==== Records for this task

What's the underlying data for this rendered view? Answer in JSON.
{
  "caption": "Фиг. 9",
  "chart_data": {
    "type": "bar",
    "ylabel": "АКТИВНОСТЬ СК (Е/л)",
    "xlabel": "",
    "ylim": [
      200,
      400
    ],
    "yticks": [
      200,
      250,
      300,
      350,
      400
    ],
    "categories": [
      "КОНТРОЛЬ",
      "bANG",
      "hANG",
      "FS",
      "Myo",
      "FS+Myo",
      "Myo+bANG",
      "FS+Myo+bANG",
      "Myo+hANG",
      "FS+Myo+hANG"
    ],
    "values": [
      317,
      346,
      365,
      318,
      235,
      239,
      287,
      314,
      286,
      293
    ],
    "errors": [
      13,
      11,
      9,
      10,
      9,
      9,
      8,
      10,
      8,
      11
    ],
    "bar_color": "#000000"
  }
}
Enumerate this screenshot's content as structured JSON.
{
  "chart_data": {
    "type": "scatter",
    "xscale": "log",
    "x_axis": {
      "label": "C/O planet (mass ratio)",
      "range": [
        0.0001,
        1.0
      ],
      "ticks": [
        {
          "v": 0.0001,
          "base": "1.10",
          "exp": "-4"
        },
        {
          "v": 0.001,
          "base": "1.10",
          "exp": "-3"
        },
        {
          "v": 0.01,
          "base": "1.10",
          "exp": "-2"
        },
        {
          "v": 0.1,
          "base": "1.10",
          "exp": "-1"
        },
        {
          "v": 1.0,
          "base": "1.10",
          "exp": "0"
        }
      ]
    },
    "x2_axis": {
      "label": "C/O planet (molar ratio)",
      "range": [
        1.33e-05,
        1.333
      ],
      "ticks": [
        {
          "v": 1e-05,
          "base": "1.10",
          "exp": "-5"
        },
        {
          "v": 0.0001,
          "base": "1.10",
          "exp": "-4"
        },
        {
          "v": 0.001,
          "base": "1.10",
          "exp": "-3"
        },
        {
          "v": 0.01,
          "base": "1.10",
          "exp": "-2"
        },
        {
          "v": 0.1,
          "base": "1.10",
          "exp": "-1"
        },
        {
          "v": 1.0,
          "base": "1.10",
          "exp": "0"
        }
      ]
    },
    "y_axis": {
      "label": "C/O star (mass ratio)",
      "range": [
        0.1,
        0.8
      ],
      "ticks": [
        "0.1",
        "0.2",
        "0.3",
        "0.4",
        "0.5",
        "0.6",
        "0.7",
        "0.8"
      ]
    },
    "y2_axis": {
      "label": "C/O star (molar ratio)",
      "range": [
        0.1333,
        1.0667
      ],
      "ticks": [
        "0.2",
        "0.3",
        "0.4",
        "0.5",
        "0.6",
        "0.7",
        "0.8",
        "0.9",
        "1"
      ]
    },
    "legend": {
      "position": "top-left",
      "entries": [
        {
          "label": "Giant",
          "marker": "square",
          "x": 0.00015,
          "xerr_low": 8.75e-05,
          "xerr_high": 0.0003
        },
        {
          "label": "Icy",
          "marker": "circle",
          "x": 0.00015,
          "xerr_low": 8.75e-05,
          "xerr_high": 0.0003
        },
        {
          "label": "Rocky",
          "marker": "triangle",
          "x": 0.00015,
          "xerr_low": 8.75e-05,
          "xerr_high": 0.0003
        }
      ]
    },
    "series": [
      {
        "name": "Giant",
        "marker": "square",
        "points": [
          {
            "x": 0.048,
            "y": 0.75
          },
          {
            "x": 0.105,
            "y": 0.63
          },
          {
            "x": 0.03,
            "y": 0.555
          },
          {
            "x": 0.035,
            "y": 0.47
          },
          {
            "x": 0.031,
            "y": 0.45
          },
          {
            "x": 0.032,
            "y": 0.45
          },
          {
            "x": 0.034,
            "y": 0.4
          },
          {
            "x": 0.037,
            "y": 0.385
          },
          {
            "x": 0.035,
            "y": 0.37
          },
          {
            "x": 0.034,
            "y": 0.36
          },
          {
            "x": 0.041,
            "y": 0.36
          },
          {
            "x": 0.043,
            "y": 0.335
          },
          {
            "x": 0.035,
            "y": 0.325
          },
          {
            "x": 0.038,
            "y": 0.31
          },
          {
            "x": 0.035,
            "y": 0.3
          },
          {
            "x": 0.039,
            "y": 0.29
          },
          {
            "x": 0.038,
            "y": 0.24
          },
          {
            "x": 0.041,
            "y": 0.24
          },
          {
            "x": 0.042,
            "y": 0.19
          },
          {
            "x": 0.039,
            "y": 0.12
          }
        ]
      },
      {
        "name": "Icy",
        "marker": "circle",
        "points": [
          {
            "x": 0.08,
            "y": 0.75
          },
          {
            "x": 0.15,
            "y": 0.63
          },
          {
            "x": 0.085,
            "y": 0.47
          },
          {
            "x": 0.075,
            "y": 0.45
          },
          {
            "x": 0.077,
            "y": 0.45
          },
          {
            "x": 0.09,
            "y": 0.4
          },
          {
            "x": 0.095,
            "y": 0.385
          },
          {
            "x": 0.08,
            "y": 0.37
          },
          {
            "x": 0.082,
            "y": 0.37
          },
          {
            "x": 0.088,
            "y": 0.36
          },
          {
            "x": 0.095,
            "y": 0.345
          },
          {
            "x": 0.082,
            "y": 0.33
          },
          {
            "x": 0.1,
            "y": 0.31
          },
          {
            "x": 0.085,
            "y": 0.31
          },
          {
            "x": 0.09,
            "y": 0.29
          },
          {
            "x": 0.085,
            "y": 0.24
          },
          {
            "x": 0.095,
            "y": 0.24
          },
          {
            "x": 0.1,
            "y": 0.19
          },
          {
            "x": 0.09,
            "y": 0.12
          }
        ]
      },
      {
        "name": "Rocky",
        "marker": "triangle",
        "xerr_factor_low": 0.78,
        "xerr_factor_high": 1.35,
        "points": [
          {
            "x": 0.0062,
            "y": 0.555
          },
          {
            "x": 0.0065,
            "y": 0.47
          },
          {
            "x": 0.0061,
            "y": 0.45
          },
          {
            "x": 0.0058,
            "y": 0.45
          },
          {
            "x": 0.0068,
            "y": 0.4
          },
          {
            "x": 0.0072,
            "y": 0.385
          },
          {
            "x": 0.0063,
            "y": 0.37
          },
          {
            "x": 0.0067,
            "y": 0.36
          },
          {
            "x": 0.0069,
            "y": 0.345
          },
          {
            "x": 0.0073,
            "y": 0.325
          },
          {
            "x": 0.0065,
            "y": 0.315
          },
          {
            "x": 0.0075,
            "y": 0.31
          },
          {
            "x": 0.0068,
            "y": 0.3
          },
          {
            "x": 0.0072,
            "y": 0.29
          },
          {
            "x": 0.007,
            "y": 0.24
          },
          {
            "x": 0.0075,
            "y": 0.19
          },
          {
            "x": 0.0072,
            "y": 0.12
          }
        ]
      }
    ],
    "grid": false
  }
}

========

Make an exact copy of every line in the data.

> Full answer:
What's the underlying data for this rendered view? Answer in JSON.
{
  "caption": "Фиг. 9",
  "chart_data": {
    "type": "bar",
    "ylabel": "АКТИВНОСТЬ СК (Е/л)",
    "xlabel": "",
    "ylim": [
      200,
      400
    ],
    "yticks": [
      200,
      250,
      300,
      350,
      400
    ],
    "categories": [
      "КОНТРОЛЬ",
      "bANG",
      "hANG",
      "FS",
      "Myo",
      "FS+Myo",
      "Myo+bANG",
      "FS+Myo+bANG",
      "Myo+hANG",
      "FS+Myo+hANG"
    ],
    "values": [
      317,
      346,
      365,
      318,
      235,
      239,
      287,
      314,
      286,
      293
    ],
    "errors": [
      13,
      11,
      9,
      10,
      9,
      9,
      8,
      10,
      8,
      11
    ],
    "bar_color": "#000000"
  }
}
Enumerate this screenshot's content as structured JSON.
{
  "chart_data": {
    "type": "scatter",
    "xscale": "log",
    "x_axis": {
      "label": "C/O planet (mass ratio)",
      "range": [
        0.0001,
        1.0
      ],
      "ticks": [
        {
          "v": 0.0001,
          "base": "1.10",
          "exp": "-4"
        },
        {
          "v": 0.001,
          "base": "1.10",
          "exp": "-3"
        },
        {
          "v": 0.01,
          "base": "1.10",
          "exp": "-2"
        },
        {
          "v": 0.1,
          "base": "1.10",
          "exp": "-1"
        },
        {
          "v": 1.0,
          "base": "1.10",
          "exp": "0"
        }
      ]
    },
    "x2_axis": {
      "label": "C/O planet (molar ratio)",
      "range": [
        1.33e-05,
        1.333
      ],
      "ticks": [
        {
          "v": 1e-05,
          "base": "1.10",
          "exp": "-5"
        },
        {
          "v": 0.0001,
          "base": "1.10",
          "exp": "-4"
        },
        {
          "v": 0.001,
          "base": "1.10",
          "exp": "-3"
        },
        {
          "v": 0.01,
          "base": "1.10",
          "exp": "-2"
        },
        {
          "v": 0.1,
          "base": "1.10",
          "exp": "-1"
        },
        {
          "v": 1.0,
          "base": "1.10",
          "exp": "0"
        }
      ]
    },
    "y_axis": {
      "label": "C/O star (mass ratio)",
      "range": [
        0.1,
        0.8
      ],
      "ticks": [
        "0.1",
        "0.2",
        "0.3",
        "0.4",
        "0.5",
        "0.6",
        "0.7",
        "0.8"
      ]
    },
    "y2_axis": {
      "label": "C/O star (molar ratio)",
      "range": [
        0.1333,
        1.0667
      ],
      "ticks": [
        "0.2",
        "0.3",
        "0.4",
        "0.5",
        "0.6",
        "0.7",
        "0.8",
        "0.9",
        "1"
      ]
    },
    "legend": {
      "position": "top-left",
      "entries": [
        {
          "label": "Giant",
          "marker": "square",
          "x": 0.00015,
          "xerr_low": 8.75e-05,
          "xerr_high": 0.0003
        },
        {
          "label": "Icy",
          "marker": "circle",
          "x": 0.00015,
          "xerr_low": 8.75e-05,
          "xerr_high": 0.0003
        },
        {
          "label": "Rocky",
          "marker": "triangle",
          "x": 0.00015,
          "xerr_low": 8.75e-05,
          "xerr_high": 0.0003
        }
      ]
    },
    "series": [
      {
        "name": "Giant",
        "marker": "square",
        "points": [
          {
            "x": 0.048,
            "y": 0.75
          },
          {
            "x": 0.105,
            "y": 0.63
          },
          {
            "x": 0.03,
            "y": 0.555
          },
          {
            "x": 0.035,
            "y": 0.47
          },
          {
            "x": 0.031,
            "y": 0.45
          },
          {
            "x": 0.032,
            "y": 0.45
          },
          {
            "x": 0.034,
            "y": 0.4
          },
          {
            "x": 0.037,
            "y": 0.385
          },
          {
            "x": 0.035,
            "y": 0.37
          },
          {
            "x": 0.034,
            "y": 0.36
          },
          {
            "x": 0.041,
            "y": 0.36
          },
          {
            "x": 0.043,
            "y": 0.335
          },
          {
            "x": 0.035,
            "y": 0.325
          },
          {
            "x": 0.038,
            "y": 0.31
          },
          {
            "x": 0.035,
            "y": 0.3
          },
          {
            "x": 0.039,
            "y": 0.29
          },
          {
            "x": 0.038,
            "y": 0.24
          },
          {
            "x": 0.041,
            "y": 0.24
          },
          {
            "x": 0.042,
            "y": 0.19
          },
          {
            "x": 0.039,
            "y": 0.12
          }
        ]
      },
      {
        "name": "Icy",
        "marker": "circle",
        "points": [
          {
            "x": 0.08,
            "y": 0.75
          },
          {
            "x": 0.15,
            "y": 0.63
          },
          {
            "x": 0.085,
            "y": 0.47
          },
          {
            "x": 0.075,
            "y": 0.45
          },
          {
            "x": 0.077,
            "y": 0.45
          },
          {
            "x": 0.09,
            "y": 0.4
          },
          {
            "x": 0.095,
            "y": 0.385
          },
          {
            "x": 0.08,
            "y": 0.37
          },
          {
            "x": 0.082,
            "y": 0.37
          },
          {
            "x": 0.088,
            "y": 0.36
          },
          {
            "x": 0.095,
            "y": 0.345
          },
          {
            "x": 0.082,
            "y": 0.33
          },
          {
            "x": 0.1,
            "y": 0.31
          },
          {
            "x": 0.085,
            "y": 0.31
          },
          {
            "x": 0.09,
            "y": 0.29
          },
          {
            "x": 0.085,
            "y": 0.24
          },
          {
            "x": 0.095,
            "y": 0.24
          },
          {
            "x": 0.1,
            "y": 0.19
          },
          {
            "x": 0.09,
            "y": 0.12
          }
        ]
      },
      {
        "name": "Rocky",
        "marker": "triangle",
        "xerr_factor_low": 0.78,
        "xerr_factor_high": 1.35,
        "points": [
          {
            "x": 0.0062,
            "y": 0.555
          },
          {
            "x": 0.0065,
            "y": 0.47
          },
          {
            "x": 0.0061,
            "y": 0.45
          },
          {
            "x": 0.0058,
            "y": 0.45
          },
          {
            "x": 0.0068,
            "y": 0.4
          },
          {
            "x": 0.0072,
            "y": 0.385
          },
          {
            "x": 0.0063,
            "y": 0.37
          },
          {
            "x": 0.0067,
            "y": 0.36
          },
          {
            "x": 0.0069,
            "y": 0.345
          },
          {
            "x": 0.0073,
            "y": 0.325
          },
          {
            "x": 0.0065,
            "y": 0.315
          },
          {
            "x": 0.0075,
            "y": 0.31
          },
          {
            "x": 0.0068,
            "y": 0.3
          },
          {
            "x": 0.0072,
            "y": 0.29
          },
          {
            "x": 0.007,
            "y": 0.24
          },
          {
            "x": 0.0075,
            "y": 0.19
          },
          {
            "x": 0.0072,
            "y": 0.12
          }
        ]
      }
    ],
    "grid": false
  }
}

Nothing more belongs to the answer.